▸ **Short task A**: Could you turn the rows, from their first line up to and including the line with "axes-frame: [39, 34, 631, 338]", into a JSON list of strings with one string per line and blank lines left out?

Book Review: The Enemy's Wife (Survivors of War Series) by Deborah Swift



The Enemy's Wife
(Survivors of War Series)
By Deborah Swift



Publication Date: April 6th, 2026
Publisher: HQ Digital
Pages: 380
Genre: Historical Fiction


'A fast-paced, beautifully written, and moving story. Refreshing to read a book set in a different theatre of war. Wartime Shanghai jumped off the page'
CLARE FLYNN


A poignant story of the impossible choices we make in the shadow of war, for fans of Daisy Wood and Marius Gabriel.


1941. When Zofia’s beloved husband Haru is conscripted into the Imperial Japanese Army, she is left to navigate Japanese-occupied Shanghai alone.

Far from home and surrounded by a country at war, Zofia finds unexpected comfort in a bond with Hilly, a spirited young refugee escaping Nazi-occupied Austria.


As violence tightens its grip on the city, they seek shelter with Theo, Zofia’s American employer. But with every passing day, the horrors of war and Haru’s absence begin to reshape Zofia’s world – and her heart.


Can she still love someone who has become the enemy?



Readers love The Enemy's Wife:


'A gorgeous novel that will truly pull at your heartstrings'

CARLY SCHABOWSKI


'I loved The Enemy’s Wife – a gripping, fast-paced and evocative story about the Japanese occupation of Shanghai during WW2 – and really rooted for the brave and selfless central character, Zofia. Highly recommended'

ANN BENNETT


'Such an emotional and moving read, grounded in immaculate research that never overshadows the heart of the story'

SUZANNE FORTIN


Book Rating:

📚📚📚📚📚⭐ = A book in a million

📚📚📚📚📚 = I could not put this book down. I Highly Recommend it.

📚📚📚📚 = A really great read.

📚📚📚 = It was enjoyable.

📚📚 = It was okay.

📚 = Um...! 😕


My Review

The Enemy’s Wife

📚📚📚📚📚⭐ = A book in a million

I didn’t expect The Enemy’s Wife to be this emotionally rich. While it begins as a wartime story in Japanese-occupied Shanghai, the novel evolves into an exploration of how war distorts people’s sense of identity, loyalty, and love. It doesn’t follow a neat, linear path, instead reflecting the unpredictable impact conflict has on its characters’ lives.
Zofia is at the centre, though she never feels like a fixed point. When her husband Haru is conscripted into the Imperial Japanese Army, it initially seems like a story about being left behind and trying to survive. But as things unfold, it’s clear her situation runs deeper than that. She’s caught between different worlds—geographically and emotionally—and never fully belongs anywhere. Her connection to Haru is tied to memory, to who he used to be, and that starts to come apart as the war intrudes. Her relationship with Theo develops in a way that feels natural. It’s not about replacing Haru; it grows out of shared vulnerability and circumstance rather than clear choices.
Hilly was the character that surprised me most. She comes in as a lively young refugee, full of energy, but there’s always a sense of what she’s already been through. Her relationship with Zofia becomes one of the most affecting parts of the book—it feels less like friendship and more like a makeshift family. What stands out is how she carries both lightness and something heavier at once, and how quickly that balance can fall apart. Her death, caused by illness rather than direct violence, is especially hard to take. It’s quiet and almost random, which makes it feel even more real.

▸ **Extracted information**:
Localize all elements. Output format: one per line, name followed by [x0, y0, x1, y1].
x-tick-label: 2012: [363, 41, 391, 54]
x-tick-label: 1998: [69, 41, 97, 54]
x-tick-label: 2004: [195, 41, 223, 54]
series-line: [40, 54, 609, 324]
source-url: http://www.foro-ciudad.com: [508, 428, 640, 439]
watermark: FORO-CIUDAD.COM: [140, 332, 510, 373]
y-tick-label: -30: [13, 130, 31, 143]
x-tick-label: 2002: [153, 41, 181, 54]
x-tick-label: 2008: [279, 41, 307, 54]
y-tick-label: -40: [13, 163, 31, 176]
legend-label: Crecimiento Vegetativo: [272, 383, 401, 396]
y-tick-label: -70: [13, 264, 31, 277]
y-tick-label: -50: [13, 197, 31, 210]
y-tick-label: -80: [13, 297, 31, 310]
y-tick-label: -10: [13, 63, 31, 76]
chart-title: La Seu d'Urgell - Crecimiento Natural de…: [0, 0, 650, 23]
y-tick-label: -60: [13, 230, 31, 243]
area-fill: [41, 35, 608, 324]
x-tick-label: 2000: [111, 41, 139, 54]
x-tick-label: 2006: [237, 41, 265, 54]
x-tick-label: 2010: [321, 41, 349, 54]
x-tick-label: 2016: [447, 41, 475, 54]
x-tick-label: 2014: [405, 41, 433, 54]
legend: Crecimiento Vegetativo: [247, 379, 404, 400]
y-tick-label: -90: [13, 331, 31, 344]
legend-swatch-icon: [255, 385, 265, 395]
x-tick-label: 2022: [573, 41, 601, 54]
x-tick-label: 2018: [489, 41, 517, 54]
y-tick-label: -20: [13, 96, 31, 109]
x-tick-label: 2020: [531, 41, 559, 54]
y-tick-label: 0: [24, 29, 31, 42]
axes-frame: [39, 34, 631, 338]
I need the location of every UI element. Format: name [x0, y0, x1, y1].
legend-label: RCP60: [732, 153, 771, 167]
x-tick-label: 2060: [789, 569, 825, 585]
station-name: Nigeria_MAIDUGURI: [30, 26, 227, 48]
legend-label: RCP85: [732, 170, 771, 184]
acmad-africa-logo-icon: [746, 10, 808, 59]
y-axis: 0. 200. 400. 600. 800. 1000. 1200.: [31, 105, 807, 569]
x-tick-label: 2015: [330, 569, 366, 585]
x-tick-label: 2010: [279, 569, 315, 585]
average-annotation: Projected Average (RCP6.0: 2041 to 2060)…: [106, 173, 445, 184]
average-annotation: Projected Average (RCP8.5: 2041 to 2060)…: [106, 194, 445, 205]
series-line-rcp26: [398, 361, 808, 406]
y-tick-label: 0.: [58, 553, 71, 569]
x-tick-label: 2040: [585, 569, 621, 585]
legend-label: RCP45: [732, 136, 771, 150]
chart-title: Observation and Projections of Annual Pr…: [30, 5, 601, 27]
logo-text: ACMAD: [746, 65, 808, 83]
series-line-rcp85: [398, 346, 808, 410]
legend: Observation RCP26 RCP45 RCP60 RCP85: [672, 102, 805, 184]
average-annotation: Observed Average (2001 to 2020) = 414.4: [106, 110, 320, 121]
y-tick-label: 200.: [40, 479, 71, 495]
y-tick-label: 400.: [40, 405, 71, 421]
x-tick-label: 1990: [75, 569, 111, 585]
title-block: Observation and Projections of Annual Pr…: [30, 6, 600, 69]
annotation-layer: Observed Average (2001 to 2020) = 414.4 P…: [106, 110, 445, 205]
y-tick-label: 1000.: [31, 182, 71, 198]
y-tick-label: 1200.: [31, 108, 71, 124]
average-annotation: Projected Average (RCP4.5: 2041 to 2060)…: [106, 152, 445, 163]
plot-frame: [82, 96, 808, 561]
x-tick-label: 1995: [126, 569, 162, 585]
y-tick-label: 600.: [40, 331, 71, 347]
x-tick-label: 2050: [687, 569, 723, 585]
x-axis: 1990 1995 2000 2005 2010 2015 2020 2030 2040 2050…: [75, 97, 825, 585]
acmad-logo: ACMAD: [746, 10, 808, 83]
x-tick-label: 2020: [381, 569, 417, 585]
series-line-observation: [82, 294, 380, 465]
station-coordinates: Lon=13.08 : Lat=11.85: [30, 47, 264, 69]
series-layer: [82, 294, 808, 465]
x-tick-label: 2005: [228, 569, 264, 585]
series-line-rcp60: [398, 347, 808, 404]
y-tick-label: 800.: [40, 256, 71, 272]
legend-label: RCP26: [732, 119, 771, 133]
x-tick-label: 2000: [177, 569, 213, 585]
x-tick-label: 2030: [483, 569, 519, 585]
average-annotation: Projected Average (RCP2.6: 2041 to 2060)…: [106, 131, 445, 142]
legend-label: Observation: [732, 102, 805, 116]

▸ **Short task B**: Can you set down the book review word for word from "SUZANNE FORTIN" up to and including "It was enjoyable."?

▸ **Problem solution A**:
[
  "Localize all elements. Output format: one per line, name followed by [x0, y0, x1, y1].",
  "x-tick-label: 2012: [363, 41, 391, 54]",
  "x-tick-label: 1998: [69, 41, 97, 54]",
  "x-tick-label: 2004: [195, 41, 223, 54]",
  "series-line: [40, 54, 609, 324]",
  "source-url: http://www.foro-ciudad.com: [508, 428, 640, 439]",
  "watermark: FORO-CIUDAD.COM: [140, 332, 510, 373]",
  "y-tick-label: -30: [13, 130, 31, 143]",
  "x-tick-label: 2002: [153, 41, 181, 54]",
  "x-tick-label: 2008: [279, 41, 307, 54]",
  "y-tick-label: -40: [13, 163, 31, 176]",
  "legend-label: Crecimiento Vegetativo: [272, 383, 401, 396]",
  "y-tick-label: -70: [13, 264, 31, 277]",
  "y-tick-label: -50: [13, 197, 31, 210]",
  "y-tick-label: -80: [13, 297, 31, 310]",
  "y-tick-label: -10: [13, 63, 31, 76]",
  "chart-title: La Seu d'Urgell - Crecimiento Natural de…: [0, 0, 650, 23]",
  "y-tick-label: -60: [13, 230, 31, 243]",
  "area-fill: [41, 35, 608, 324]",
  "x-tick-label: 2000: [111, 41, 139, 54]",
  "x-tick-label: 2006: [237, 41, 265, 54]",
  "x-tick-label: 2010: [321, 41, 349, 54]",
  "x-tick-label: 2016: [447, 41, 475, 54]",
  "x-tick-label: 2014: [405, 41, 433, 54]",
  "legend: Crecimiento Vegetativo: [247, 379, 404, 400]",
  "y-tick-label: -90: [13, 331, 31, 344]",
  "legend-swatch-icon: [255, 385, 265, 395]",
  "x-tick-label: 2022: [573, 41, 601, 54]",
  "x-tick-label: 2018: [489, 41, 517, 54]",
  "y-tick-label: -20: [13, 96, 31, 109]",
  "x-tick-label: 2020: [531, 41, 559, 54]",
  "y-tick-label: 0: [24, 29, 31, 42]",
  "axes-frame: [39, 34, 631, 338]"
]

▸ **Problem solution B**:
SUZANNE FORTIN


Book Rating:

📚📚📚📚📚⭐ = A book in a million

📚📚📚📚📚 = I could not put this book down. I Highly Recommend it.

📚📚📚📚 = A really great read.

📚📚📚 = It was enjoyable.